[Required task] Go through the material below and copy all lines with "frac".

[Records supplied]
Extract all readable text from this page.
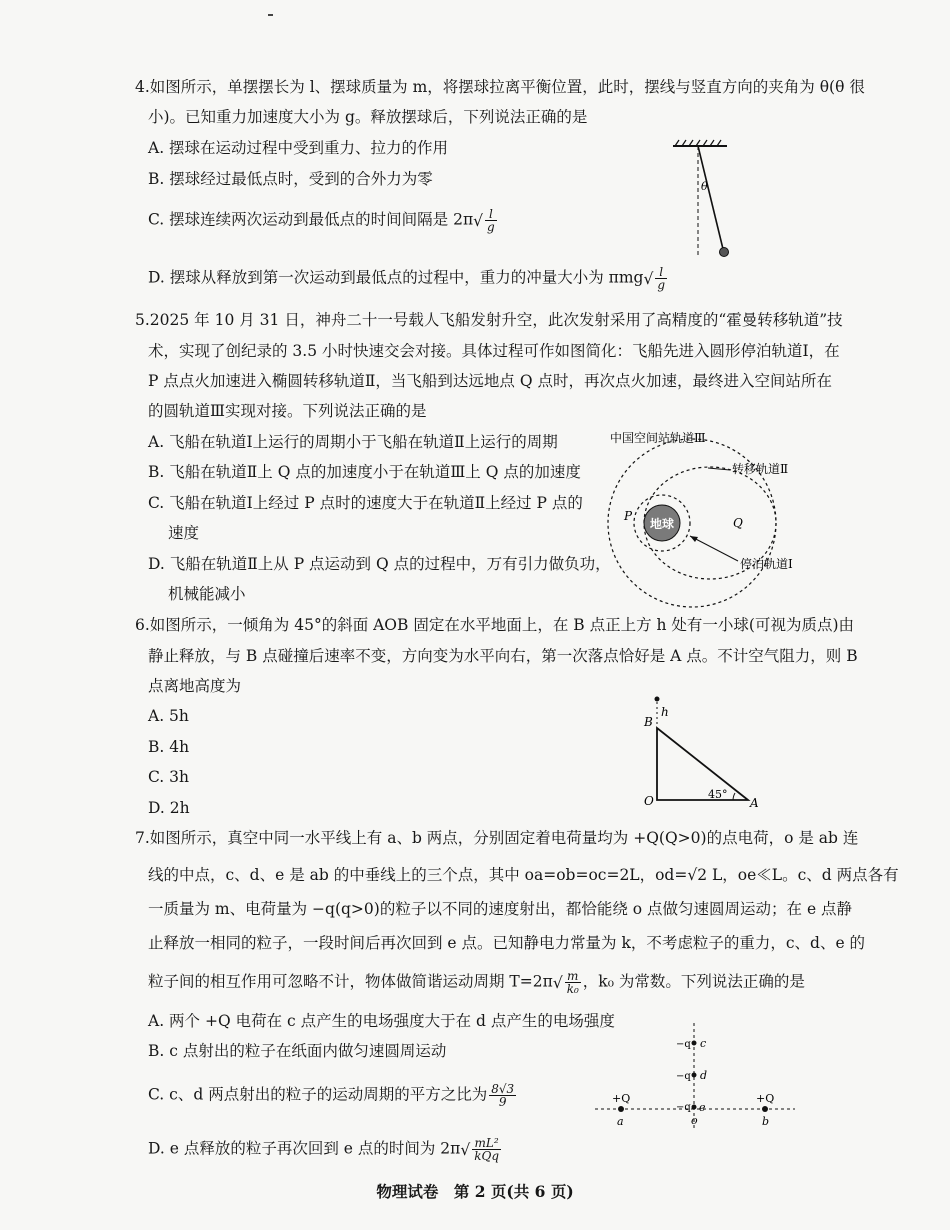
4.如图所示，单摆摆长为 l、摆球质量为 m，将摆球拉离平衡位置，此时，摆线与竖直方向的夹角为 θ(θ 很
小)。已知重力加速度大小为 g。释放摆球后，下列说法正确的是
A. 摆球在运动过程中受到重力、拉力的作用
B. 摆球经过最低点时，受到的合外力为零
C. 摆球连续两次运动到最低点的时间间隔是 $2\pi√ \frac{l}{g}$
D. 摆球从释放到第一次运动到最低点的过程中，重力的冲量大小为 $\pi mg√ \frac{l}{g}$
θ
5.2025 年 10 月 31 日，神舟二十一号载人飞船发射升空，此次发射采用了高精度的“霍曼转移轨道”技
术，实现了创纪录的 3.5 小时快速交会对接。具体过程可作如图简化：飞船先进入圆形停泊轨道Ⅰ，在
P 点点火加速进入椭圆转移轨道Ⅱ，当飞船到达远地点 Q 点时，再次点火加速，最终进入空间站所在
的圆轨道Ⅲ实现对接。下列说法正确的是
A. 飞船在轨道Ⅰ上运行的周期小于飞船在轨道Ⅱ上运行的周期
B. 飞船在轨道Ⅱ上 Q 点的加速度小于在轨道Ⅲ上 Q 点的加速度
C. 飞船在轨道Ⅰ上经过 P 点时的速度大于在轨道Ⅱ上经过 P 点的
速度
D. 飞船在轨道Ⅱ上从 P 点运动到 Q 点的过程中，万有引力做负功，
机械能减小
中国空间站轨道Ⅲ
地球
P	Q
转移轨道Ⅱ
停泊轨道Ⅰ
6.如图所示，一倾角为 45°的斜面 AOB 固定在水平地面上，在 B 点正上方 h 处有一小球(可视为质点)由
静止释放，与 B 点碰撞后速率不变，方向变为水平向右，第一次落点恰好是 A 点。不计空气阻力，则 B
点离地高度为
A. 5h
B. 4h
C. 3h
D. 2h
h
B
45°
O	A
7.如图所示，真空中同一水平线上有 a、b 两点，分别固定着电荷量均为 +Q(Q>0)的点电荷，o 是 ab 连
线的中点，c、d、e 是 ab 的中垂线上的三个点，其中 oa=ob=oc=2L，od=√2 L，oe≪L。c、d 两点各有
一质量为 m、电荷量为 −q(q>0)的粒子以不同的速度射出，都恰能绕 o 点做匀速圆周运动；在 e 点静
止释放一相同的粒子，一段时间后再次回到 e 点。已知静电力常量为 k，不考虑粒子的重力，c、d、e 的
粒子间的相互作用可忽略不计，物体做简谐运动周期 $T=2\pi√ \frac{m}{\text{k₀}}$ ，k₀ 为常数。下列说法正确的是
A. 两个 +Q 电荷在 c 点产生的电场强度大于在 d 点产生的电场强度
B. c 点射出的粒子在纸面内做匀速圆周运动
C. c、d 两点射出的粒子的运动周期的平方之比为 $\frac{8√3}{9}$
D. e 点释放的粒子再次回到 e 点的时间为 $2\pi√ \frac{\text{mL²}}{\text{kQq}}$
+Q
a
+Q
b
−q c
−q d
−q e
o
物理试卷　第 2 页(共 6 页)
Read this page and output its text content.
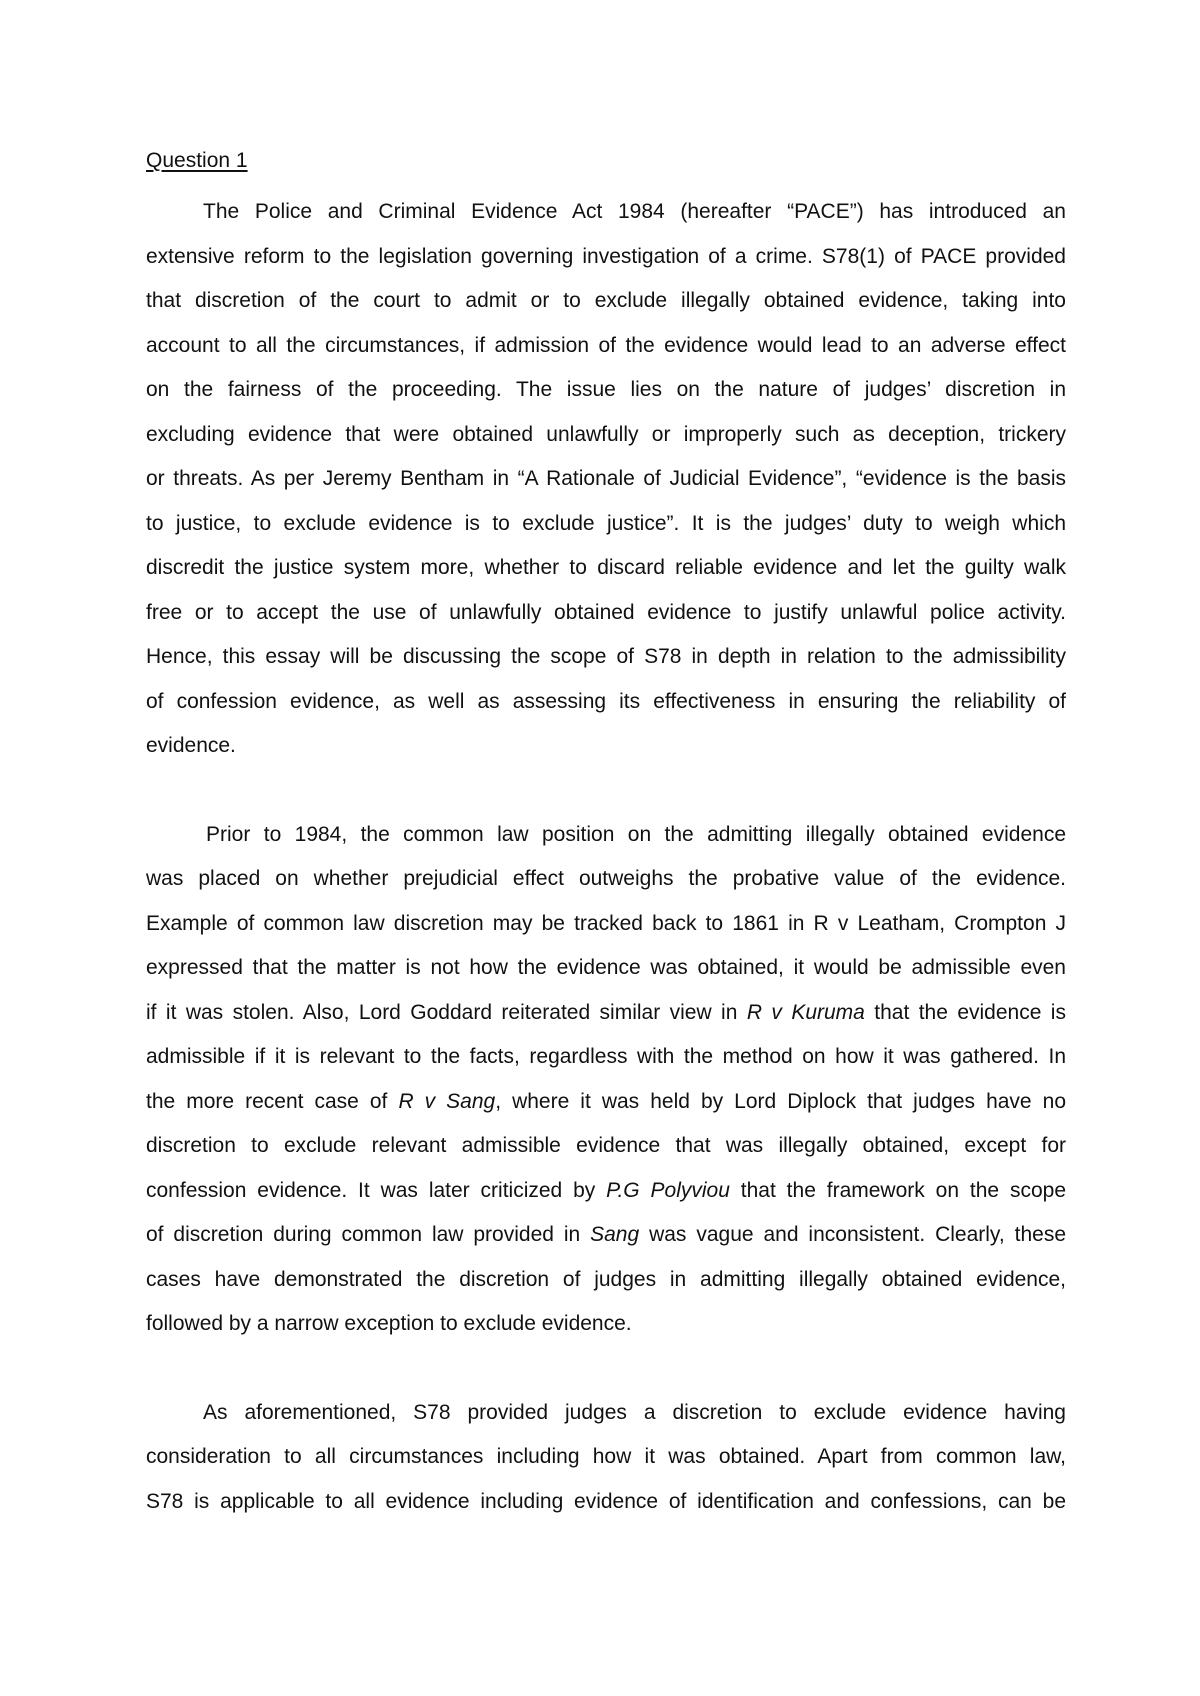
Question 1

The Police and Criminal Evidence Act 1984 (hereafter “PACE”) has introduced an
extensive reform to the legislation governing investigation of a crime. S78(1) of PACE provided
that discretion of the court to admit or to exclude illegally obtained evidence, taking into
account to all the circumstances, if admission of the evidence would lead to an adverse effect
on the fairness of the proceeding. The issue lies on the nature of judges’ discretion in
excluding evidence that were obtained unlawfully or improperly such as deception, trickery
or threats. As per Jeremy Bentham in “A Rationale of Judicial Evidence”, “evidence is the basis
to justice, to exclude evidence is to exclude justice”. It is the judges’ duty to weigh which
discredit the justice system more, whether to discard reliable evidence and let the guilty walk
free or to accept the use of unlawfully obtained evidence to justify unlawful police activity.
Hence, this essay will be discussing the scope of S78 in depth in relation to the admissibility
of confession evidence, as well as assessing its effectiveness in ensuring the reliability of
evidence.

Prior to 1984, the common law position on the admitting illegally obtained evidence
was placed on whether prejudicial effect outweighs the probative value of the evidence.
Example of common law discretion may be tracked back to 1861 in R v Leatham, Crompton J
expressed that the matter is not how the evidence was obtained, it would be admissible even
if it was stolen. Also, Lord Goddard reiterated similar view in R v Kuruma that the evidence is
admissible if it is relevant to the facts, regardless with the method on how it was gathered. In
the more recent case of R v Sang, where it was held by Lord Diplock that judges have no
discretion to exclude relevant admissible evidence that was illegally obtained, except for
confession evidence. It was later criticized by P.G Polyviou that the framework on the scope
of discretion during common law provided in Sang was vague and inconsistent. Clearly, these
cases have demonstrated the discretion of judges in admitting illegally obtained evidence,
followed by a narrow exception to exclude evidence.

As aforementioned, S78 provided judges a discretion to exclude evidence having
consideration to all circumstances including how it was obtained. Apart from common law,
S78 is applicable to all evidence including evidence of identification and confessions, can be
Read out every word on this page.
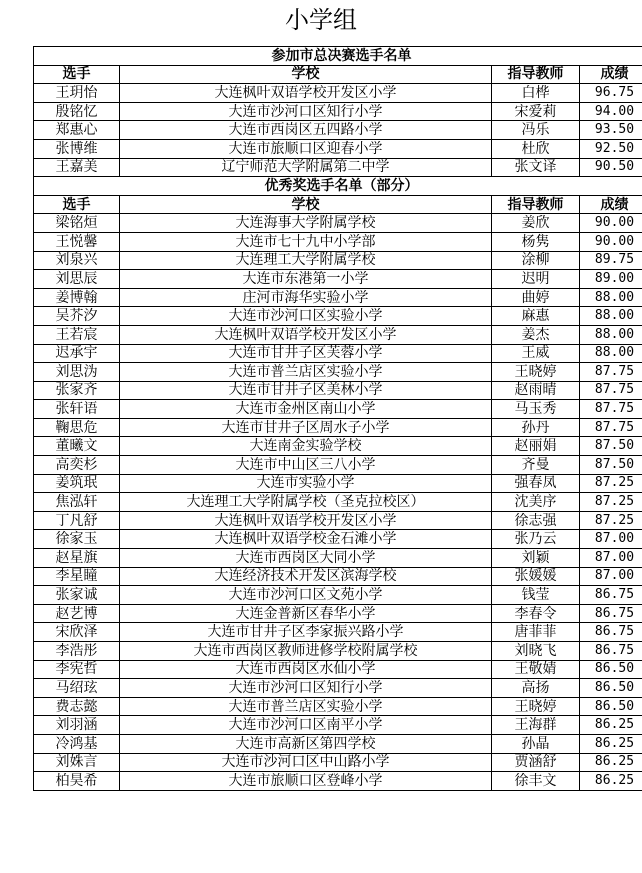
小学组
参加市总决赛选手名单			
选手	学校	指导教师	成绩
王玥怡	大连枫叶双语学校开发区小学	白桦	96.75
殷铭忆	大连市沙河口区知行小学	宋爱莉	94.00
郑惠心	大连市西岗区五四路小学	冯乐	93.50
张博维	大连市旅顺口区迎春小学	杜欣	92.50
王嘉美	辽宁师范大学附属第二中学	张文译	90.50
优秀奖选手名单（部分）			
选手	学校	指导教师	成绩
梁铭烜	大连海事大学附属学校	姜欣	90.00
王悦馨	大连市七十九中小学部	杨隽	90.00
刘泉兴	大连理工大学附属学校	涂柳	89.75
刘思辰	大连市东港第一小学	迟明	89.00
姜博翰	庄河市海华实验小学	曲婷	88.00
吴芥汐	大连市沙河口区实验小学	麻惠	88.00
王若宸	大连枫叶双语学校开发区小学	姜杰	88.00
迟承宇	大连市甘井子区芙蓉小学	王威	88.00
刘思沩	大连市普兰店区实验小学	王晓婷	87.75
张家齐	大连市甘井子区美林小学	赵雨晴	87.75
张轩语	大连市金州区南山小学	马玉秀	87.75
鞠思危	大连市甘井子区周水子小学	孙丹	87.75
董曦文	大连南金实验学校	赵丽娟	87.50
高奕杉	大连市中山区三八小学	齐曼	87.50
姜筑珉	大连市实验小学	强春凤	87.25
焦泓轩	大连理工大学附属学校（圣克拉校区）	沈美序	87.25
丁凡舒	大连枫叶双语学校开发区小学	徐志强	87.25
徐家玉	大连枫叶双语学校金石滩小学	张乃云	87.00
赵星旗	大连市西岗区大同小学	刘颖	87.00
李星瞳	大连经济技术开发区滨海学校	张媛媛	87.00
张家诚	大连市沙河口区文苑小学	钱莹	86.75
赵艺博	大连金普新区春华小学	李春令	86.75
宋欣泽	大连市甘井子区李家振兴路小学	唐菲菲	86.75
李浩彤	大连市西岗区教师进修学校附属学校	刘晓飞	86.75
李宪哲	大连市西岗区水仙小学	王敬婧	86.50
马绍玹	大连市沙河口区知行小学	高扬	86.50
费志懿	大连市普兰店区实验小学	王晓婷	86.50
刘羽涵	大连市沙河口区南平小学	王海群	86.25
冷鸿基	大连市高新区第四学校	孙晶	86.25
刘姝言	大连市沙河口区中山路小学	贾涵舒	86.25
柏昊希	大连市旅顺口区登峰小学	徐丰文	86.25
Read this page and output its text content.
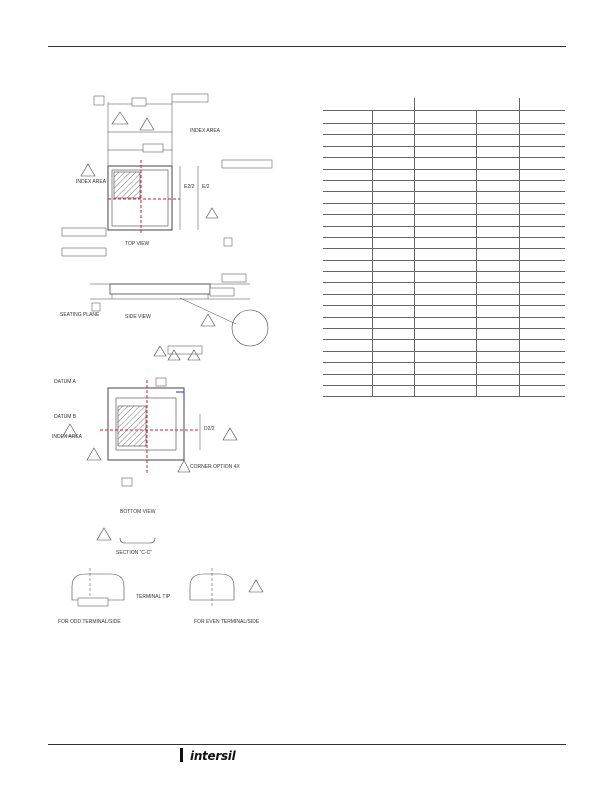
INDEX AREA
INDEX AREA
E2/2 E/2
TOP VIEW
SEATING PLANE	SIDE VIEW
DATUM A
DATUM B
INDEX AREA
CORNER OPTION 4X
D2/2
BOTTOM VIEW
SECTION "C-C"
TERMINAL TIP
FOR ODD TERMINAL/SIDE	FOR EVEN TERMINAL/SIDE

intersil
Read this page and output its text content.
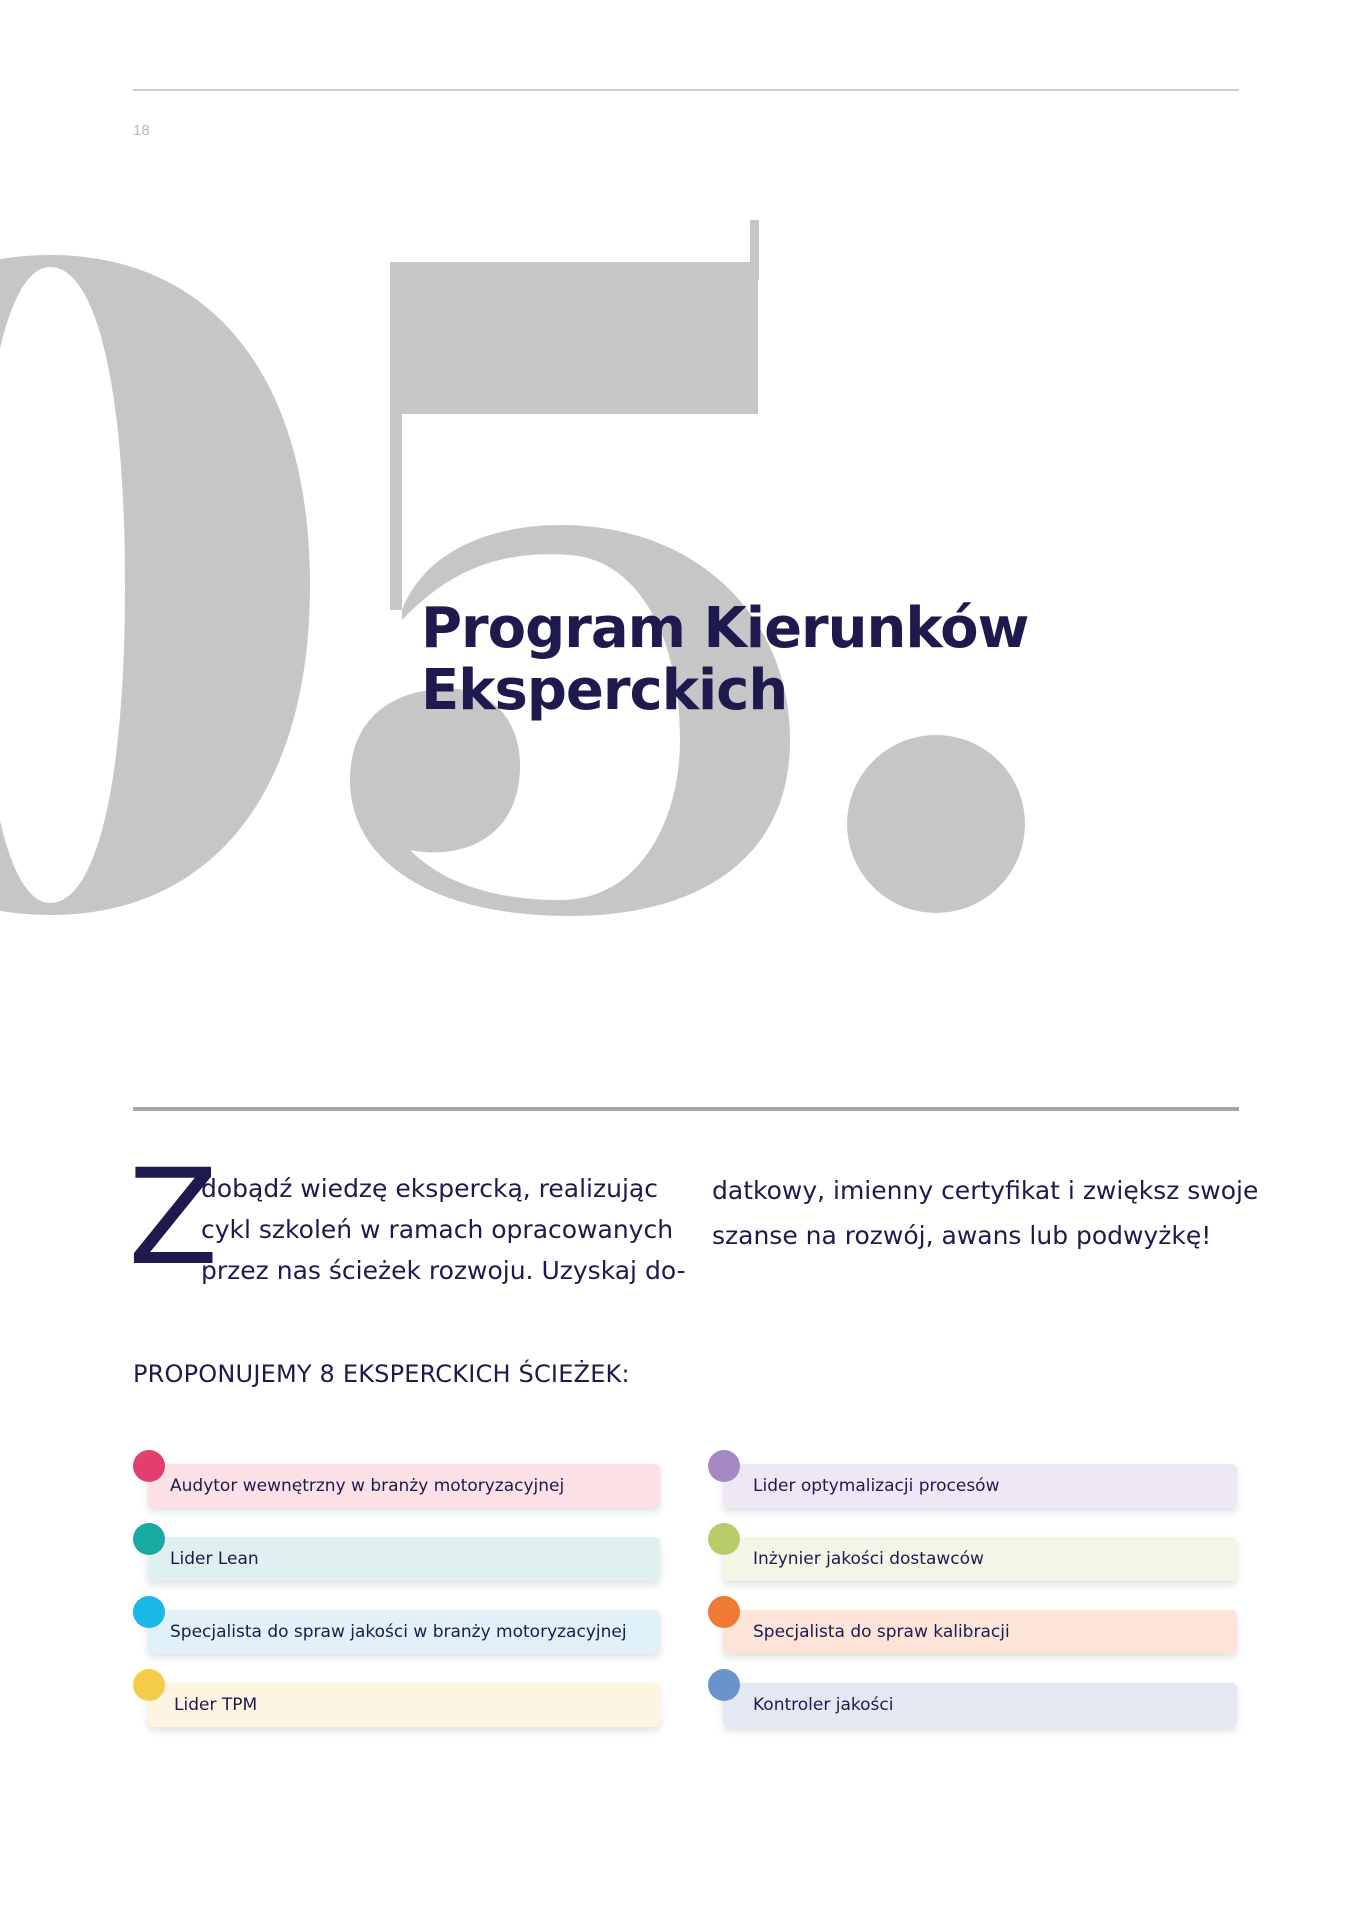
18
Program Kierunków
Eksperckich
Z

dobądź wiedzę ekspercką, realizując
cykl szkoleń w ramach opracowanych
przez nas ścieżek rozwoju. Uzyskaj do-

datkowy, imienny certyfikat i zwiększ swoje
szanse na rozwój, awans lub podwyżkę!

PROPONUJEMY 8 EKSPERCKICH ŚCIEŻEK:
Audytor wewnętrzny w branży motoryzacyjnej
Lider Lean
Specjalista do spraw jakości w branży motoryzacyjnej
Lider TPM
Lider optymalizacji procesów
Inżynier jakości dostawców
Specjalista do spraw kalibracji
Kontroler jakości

[Result]
C. 摆球连续两次运动到最低点的时间间隔是 $2\pi√ \frac{l}{g}$
D. 摆球从释放到第一次运动到最低点的过程中，重力的冲量大小为 $\pi mg√ \frac{l}{g}$
粒子间的相互作用可忽略不计，物体做简谐运动周期 $T=2\pi√ \frac{m}{\text{k₀}}$ ，k₀ 为常数。下列说法正确的是
C. c、d 两点射出的粒子的运动周期的平方之比为 $\frac{8√3}{9}$
D. e 点释放的粒子再次回到 e 点的时间为 $2\pi√ \frac{\text{mL²}}{\text{kQq}}$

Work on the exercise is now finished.